▶ Entries provided:

--------------------------------

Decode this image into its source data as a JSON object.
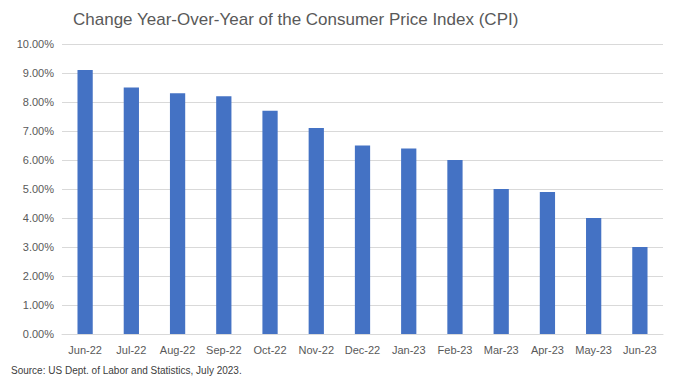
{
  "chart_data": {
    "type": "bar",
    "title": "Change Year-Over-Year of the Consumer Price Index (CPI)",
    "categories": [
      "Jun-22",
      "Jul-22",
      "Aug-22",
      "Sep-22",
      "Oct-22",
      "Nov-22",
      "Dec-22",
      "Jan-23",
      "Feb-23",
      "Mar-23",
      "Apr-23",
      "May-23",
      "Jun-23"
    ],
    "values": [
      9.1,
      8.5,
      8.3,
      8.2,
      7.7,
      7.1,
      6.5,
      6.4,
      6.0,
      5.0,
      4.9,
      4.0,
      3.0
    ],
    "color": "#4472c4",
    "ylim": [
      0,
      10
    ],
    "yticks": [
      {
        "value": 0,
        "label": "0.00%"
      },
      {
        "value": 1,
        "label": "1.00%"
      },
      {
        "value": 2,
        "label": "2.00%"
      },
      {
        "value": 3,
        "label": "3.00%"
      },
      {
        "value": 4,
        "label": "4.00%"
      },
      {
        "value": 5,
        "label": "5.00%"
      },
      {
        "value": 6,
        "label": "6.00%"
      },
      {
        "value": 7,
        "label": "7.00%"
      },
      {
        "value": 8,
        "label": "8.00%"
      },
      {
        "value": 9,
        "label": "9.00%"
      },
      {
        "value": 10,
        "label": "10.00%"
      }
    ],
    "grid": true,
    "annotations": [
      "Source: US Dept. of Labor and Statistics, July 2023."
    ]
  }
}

--------------------------------

▶ Exercise prompt: Leaving the pictures aside, transcribe the entire listing exactly.

▶ Solution for this problem:
Decode this image into its source data as a JSON object.
{
  "chart_data": {
    "type": "bar",
    "title": "Change Year-Over-Year of the Consumer Price Index (CPI)",
    "categories": [
      "Jun-22",
      "Jul-22",
      "Aug-22",
      "Sep-22",
      "Oct-22",
      "Nov-22",
      "Dec-22",
      "Jan-23",
      "Feb-23",
      "Mar-23",
      "Apr-23",
      "May-23",
      "Jun-23"
    ],
    "values": [
      9.1,
      8.5,
      8.3,
      8.2,
      7.7,
      7.1,
      6.5,
      6.4,
      6.0,
      5.0,
      4.9,
      4.0,
      3.0
    ],
    "color": "#4472c4",
    "ylim": [
      0,
      10
    ],
    "yticks": [
      {
        "value": 0,
        "label": "0.00%"
      },
      {
        "value": 1,
        "label": "1.00%"
      },
      {
        "value": 2,
        "label": "2.00%"
      },
      {
        "value": 3,
        "label": "3.00%"
      },
      {
        "value": 4,
        "label": "4.00%"
      },
      {
        "value": 5,
        "label": "5.00%"
      },
      {
        "value": 6,
        "label": "6.00%"
      },
      {
        "value": 7,
        "label": "7.00%"
      },
      {
        "value": 8,
        "label": "8.00%"
      },
      {
        "value": 9,
        "label": "9.00%"
      },
      {
        "value": 10,
        "label": "10.00%"
      }
    ],
    "grid": true,
    "annotations": [
      "Source: US Dept. of Labor and Statistics, July 2023."
    ]
  }
}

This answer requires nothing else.